##### Material provided

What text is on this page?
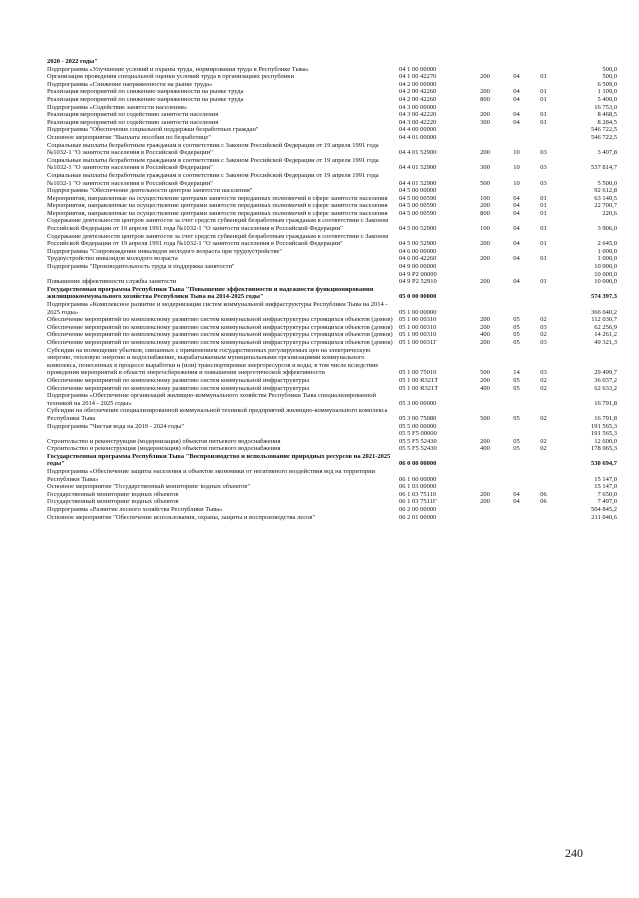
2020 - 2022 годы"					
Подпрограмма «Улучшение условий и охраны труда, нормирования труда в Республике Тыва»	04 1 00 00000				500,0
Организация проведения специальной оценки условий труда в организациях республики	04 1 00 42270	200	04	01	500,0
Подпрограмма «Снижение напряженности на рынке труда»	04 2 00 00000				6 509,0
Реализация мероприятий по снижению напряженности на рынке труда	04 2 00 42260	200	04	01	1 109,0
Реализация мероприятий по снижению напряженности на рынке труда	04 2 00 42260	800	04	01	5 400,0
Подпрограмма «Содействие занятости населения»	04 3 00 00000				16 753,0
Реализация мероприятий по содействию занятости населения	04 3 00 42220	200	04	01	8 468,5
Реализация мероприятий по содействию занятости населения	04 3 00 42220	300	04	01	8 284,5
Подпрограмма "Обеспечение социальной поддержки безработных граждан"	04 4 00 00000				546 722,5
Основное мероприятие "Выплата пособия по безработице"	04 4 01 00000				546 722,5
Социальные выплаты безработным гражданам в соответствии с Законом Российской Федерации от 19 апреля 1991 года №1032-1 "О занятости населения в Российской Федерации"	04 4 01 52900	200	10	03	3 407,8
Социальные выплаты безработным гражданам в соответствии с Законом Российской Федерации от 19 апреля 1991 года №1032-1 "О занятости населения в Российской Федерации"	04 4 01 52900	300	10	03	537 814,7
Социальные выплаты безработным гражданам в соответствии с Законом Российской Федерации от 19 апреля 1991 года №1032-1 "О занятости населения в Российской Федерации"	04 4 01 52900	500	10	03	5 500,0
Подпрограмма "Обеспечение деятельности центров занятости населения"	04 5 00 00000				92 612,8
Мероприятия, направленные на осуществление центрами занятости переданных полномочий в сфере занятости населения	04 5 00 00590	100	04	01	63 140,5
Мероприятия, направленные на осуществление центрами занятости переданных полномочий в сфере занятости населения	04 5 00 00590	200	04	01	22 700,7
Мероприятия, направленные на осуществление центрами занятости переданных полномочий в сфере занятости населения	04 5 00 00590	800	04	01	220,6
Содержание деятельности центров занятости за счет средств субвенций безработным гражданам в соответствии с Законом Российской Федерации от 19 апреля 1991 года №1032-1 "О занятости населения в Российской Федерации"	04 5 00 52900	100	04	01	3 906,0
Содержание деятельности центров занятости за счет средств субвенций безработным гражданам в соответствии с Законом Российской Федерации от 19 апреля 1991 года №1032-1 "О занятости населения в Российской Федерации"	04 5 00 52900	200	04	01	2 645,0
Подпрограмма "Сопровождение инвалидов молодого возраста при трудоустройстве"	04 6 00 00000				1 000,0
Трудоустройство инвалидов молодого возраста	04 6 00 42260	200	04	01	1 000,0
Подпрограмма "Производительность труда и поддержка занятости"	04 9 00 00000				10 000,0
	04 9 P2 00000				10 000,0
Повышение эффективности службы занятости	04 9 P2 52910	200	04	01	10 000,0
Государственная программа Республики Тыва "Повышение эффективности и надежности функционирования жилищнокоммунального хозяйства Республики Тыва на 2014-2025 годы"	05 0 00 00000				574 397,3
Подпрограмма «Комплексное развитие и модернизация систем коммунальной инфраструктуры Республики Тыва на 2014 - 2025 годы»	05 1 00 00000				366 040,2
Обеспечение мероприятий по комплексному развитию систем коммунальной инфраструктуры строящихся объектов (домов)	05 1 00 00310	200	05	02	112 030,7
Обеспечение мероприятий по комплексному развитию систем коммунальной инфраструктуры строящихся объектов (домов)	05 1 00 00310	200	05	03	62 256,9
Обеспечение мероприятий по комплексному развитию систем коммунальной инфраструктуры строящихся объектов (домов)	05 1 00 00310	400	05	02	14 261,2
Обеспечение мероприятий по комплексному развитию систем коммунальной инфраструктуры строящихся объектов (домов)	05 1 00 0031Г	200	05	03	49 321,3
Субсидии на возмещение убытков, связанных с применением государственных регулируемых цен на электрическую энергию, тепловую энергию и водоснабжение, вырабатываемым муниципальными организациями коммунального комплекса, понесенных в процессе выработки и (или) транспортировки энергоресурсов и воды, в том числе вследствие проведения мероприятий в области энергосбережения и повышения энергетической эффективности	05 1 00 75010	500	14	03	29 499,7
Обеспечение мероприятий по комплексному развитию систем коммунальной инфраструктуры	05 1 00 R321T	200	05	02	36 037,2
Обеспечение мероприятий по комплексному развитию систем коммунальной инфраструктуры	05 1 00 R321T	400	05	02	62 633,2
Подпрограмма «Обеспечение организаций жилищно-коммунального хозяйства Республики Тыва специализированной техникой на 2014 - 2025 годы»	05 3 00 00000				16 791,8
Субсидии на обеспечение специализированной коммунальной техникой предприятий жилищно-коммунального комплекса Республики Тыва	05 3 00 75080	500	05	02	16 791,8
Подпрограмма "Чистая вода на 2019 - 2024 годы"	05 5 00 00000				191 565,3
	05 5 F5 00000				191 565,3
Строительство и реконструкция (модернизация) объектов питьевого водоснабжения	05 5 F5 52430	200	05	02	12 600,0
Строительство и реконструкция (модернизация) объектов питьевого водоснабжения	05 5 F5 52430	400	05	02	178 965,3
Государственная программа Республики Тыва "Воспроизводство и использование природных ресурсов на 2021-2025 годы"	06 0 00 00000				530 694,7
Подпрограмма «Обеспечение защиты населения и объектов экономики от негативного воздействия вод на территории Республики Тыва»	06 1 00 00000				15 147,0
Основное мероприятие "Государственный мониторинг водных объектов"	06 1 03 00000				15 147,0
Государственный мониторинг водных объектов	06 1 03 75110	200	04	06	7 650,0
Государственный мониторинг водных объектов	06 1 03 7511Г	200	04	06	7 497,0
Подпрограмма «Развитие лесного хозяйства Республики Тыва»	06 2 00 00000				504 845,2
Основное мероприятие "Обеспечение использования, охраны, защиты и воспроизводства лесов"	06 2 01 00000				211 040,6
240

##########
##### Material provided

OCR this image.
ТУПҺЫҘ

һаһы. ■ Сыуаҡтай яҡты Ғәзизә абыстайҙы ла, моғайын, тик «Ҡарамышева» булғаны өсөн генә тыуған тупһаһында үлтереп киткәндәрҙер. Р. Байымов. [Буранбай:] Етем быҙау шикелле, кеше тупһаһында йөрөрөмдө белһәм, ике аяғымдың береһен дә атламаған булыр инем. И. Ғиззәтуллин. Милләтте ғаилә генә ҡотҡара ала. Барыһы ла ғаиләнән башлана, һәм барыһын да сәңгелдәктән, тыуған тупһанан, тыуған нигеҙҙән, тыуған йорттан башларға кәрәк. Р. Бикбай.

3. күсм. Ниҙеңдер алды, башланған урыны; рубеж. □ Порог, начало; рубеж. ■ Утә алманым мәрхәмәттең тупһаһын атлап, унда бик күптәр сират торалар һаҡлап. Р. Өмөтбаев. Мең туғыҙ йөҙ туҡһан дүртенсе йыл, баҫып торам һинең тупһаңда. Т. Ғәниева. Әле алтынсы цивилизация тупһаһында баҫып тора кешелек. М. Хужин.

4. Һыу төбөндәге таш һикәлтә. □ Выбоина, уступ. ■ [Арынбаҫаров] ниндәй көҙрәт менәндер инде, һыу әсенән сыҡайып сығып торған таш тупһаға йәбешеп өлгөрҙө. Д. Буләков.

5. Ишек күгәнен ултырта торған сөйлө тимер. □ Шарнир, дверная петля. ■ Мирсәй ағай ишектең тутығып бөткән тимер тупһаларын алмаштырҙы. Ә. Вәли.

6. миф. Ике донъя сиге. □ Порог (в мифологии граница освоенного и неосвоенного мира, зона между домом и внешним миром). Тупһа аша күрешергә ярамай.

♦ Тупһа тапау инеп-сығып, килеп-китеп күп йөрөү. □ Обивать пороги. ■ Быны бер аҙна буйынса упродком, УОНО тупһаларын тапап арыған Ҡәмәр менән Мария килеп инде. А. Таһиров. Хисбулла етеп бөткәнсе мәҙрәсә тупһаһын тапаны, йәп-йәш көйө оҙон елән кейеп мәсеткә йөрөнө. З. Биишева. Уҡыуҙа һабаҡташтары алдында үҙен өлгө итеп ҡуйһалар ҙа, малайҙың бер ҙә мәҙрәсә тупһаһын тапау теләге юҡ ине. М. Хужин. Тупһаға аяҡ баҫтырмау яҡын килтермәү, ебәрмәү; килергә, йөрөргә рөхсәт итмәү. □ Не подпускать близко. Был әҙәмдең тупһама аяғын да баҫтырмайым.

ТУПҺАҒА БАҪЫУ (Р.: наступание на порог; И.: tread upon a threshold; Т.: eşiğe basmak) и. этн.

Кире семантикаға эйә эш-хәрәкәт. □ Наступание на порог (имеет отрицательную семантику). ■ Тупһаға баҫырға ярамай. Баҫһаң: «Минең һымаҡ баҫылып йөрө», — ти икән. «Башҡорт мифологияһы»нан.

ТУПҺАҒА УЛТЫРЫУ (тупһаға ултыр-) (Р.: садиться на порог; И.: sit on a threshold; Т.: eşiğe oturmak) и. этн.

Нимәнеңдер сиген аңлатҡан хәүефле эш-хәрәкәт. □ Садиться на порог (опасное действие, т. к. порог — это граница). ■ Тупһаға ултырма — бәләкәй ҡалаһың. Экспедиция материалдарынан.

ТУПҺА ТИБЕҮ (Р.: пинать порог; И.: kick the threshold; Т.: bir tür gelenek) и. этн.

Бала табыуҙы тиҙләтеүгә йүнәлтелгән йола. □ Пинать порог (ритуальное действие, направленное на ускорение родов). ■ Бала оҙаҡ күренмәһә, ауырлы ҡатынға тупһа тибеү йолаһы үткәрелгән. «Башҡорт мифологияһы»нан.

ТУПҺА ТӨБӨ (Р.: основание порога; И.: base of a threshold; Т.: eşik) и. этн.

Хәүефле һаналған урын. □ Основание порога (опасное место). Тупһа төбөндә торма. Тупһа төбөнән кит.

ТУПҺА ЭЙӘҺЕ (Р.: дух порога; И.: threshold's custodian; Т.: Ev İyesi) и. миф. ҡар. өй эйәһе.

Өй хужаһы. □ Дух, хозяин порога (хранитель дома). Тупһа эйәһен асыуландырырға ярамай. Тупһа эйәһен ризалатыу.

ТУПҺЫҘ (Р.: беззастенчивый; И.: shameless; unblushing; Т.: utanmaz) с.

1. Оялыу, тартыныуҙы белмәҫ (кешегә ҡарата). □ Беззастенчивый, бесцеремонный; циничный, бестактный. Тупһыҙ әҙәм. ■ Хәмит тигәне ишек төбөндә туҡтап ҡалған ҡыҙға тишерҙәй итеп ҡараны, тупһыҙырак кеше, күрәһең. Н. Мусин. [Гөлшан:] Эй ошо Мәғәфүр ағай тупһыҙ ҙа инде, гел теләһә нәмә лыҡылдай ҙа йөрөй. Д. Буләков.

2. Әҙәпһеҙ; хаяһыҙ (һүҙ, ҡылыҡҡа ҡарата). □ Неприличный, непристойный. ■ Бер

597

##########
##### Material provided

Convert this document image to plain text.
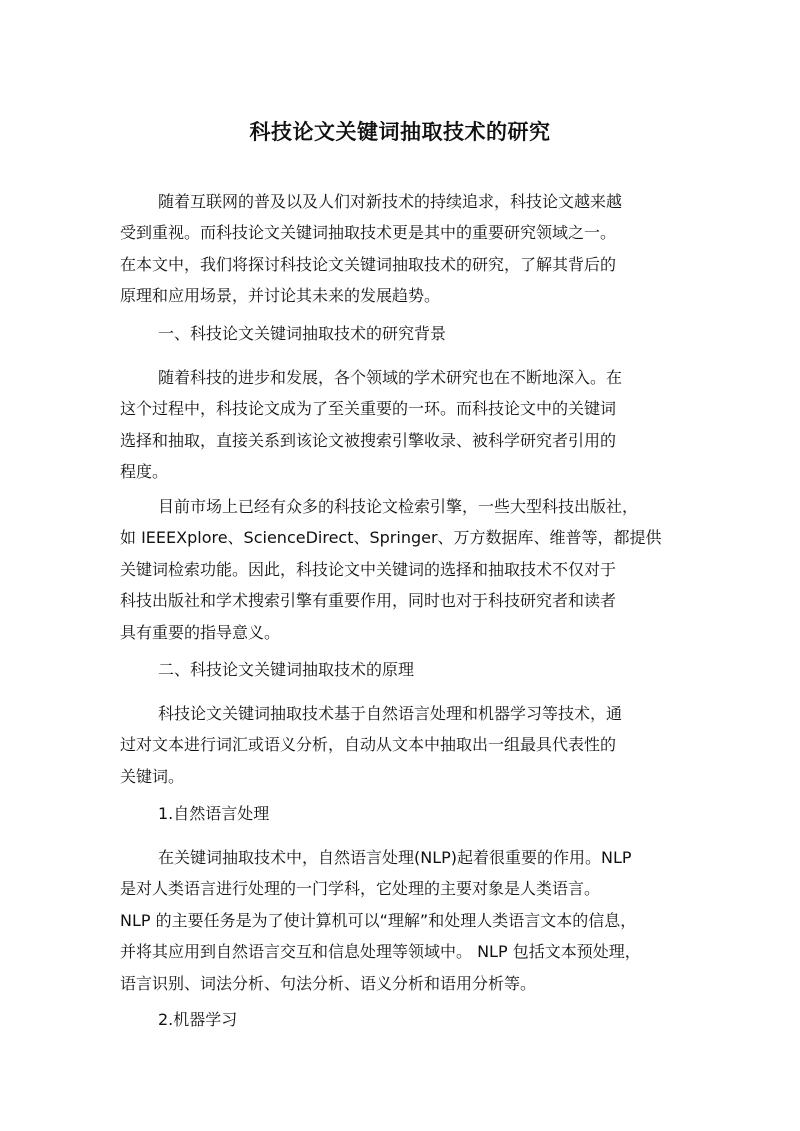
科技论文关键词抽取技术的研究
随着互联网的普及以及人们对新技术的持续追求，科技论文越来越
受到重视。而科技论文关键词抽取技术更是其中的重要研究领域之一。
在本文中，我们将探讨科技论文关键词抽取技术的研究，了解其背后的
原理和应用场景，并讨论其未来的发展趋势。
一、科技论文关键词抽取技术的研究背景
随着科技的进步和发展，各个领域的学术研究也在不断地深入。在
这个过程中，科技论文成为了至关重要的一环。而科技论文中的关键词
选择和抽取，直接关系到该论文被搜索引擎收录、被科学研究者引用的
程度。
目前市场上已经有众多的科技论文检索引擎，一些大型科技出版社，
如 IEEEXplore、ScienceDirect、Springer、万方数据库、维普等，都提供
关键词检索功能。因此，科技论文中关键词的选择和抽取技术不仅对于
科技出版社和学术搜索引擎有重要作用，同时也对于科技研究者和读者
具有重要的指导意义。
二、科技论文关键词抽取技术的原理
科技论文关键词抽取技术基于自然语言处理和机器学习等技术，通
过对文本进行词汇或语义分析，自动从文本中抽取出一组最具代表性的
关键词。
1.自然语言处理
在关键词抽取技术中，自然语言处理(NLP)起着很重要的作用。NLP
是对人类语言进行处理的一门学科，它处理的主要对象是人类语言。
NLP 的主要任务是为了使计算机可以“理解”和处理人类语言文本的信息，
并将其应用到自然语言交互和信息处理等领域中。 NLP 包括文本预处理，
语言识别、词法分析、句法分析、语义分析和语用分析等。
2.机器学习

##########

Return all lines with the word "средств" in them.

## [Result of this exercise]
Содержание деятельности центров занятости за счет средств субвенций безработным гражданам в соответствии с Законом Российской Федерации от 19 апреля 1991 года №1032-1 "О занятости населения в Российской Федерации"	04 5 00 52900	100	04	01	3 906,0
Содержание деятельности центров занятости за счет средств субвенций безработным гражданам в соответствии с Законом Российской Федерации от 19 апреля 1991 года №1032-1 "О занятости населения в Российской Федерации"	04 5 00 52900	200	04	01	2 645,0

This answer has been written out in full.